> What this task involves
Write out the records below once more, exactly as they stand.

> Extracted entries
□ □ □ □ □ □ □
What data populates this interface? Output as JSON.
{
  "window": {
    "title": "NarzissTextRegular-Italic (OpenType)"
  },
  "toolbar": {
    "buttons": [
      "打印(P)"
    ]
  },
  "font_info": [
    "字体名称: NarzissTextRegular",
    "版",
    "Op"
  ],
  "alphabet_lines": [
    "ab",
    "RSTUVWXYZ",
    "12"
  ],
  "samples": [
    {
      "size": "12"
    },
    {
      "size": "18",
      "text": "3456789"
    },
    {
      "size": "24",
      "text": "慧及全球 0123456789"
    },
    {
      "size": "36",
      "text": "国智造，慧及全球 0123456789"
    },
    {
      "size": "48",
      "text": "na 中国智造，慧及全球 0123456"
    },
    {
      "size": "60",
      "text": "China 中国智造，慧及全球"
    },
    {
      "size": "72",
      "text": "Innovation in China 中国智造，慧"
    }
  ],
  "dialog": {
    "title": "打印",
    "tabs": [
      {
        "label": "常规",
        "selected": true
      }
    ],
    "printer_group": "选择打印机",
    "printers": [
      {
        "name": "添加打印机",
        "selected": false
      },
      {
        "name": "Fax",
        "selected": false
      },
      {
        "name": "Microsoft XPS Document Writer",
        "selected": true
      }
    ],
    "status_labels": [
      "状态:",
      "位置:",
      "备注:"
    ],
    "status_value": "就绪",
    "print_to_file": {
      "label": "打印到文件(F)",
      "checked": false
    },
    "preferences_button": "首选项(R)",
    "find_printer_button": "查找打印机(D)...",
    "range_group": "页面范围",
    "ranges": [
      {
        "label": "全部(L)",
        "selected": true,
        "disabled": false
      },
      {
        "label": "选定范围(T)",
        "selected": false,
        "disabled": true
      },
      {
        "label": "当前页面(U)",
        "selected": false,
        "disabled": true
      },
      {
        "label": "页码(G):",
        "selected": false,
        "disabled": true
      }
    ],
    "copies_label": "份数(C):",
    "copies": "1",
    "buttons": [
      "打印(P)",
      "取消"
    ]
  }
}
□ □ □ □ □ □ □
> Written response
What data populates this interface? Output as JSON.
{
  "window": {
    "title": "NarzissTextRegular-Italic (OpenType)"
  },
  "toolbar": {
    "buttons": [
      "打印(P)"
    ]
  },
  "font_info": [
    "字体名称: NarzissTextRegular",
    "版",
    "Op"
  ],
  "alphabet_lines": [
    "ab",
    "RSTUVWXYZ",
    "12"
  ],
  "samples": [
    {
      "size": "12"
    },
    {
      "size": "18",
      "text": "3456789"
    },
    {
      "size": "24",
      "text": "慧及全球 0123456789"
    },
    {
      "size": "36",
      "text": "国智造，慧及全球 0123456789"
    },
    {
      "size": "48",
      "text": "na 中国智造，慧及全球 0123456"
    },
    {
      "size": "60",
      "text": "China 中国智造，慧及全球"
    },
    {
      "size": "72",
      "text": "Innovation in China 中国智造，慧"
    }
  ],
  "dialog": {
    "title": "打印",
    "tabs": [
      {
        "label": "常规",
        "selected": true
      }
    ],
    "printer_group": "选择打印机",
    "printers": [
      {
        "name": "添加打印机",
        "selected": false
      },
      {
        "name": "Fax",
        "selected": false
      },
      {
        "name": "Microsoft XPS Document Writer",
        "selected": true
      }
    ],
    "status_labels": [
      "状态:",
      "位置:",
      "备注:"
    ],
    "status_value": "就绪",
    "print_to_file": {
      "label": "打印到文件(F)",
      "checked": false
    },
    "preferences_button": "首选项(R)",
    "find_printer_button": "查找打印机(D)...",
    "range_group": "页面范围",
    "ranges": [
      {
        "label": "全部(L)",
        "selected": true,
        "disabled": false
      },
      {
        "label": "选定范围(T)",
        "selected": false,
        "disabled": true
      },
      {
        "label": "当前页面(U)",
        "selected": false,
        "disabled": true
      },
      {
        "label": "页码(G):",
        "selected": false,
        "disabled": true
      }
    ],
    "copies_label": "份数(C):",
    "copies": "1",
    "buttons": [
      "打印(P)",
      "取消"
    ]
  }
}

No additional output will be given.